• Records provided:
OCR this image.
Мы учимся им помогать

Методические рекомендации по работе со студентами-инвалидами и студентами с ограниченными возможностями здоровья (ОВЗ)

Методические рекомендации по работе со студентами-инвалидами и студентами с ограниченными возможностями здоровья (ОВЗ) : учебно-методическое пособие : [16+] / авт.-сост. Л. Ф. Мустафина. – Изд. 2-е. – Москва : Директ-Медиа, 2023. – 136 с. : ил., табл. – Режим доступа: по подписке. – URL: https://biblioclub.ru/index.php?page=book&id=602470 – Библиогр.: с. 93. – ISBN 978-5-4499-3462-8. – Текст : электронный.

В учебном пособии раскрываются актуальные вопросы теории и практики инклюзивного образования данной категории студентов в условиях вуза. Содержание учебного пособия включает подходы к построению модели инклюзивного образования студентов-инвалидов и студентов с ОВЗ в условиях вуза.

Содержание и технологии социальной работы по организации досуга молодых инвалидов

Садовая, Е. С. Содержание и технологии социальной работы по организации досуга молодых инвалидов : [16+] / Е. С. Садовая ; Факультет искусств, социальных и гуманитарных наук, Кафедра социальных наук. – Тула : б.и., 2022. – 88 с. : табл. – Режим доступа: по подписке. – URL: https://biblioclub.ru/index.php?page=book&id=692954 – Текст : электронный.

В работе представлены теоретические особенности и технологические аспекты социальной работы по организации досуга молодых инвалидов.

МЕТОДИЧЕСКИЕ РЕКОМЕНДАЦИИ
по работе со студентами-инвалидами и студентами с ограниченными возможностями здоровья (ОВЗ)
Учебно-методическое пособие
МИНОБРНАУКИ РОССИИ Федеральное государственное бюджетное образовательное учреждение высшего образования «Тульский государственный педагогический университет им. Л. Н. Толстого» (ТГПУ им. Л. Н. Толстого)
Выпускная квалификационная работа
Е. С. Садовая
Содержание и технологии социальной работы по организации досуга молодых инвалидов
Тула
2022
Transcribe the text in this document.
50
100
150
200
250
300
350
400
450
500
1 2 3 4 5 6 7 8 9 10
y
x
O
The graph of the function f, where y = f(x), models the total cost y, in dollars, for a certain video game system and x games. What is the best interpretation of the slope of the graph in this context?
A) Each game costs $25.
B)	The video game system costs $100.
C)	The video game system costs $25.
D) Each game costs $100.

• Task instructions: Find the string "this" in the records, then copy each line where it occurs.

• Expected answer:
OCR this image.
Transcribe the text in this document.
The graph of the function f, where y = f(x), models the total cost y, in dollars, for a certain video game system and x games. What is the best interpretation of the slope of the graph in this context?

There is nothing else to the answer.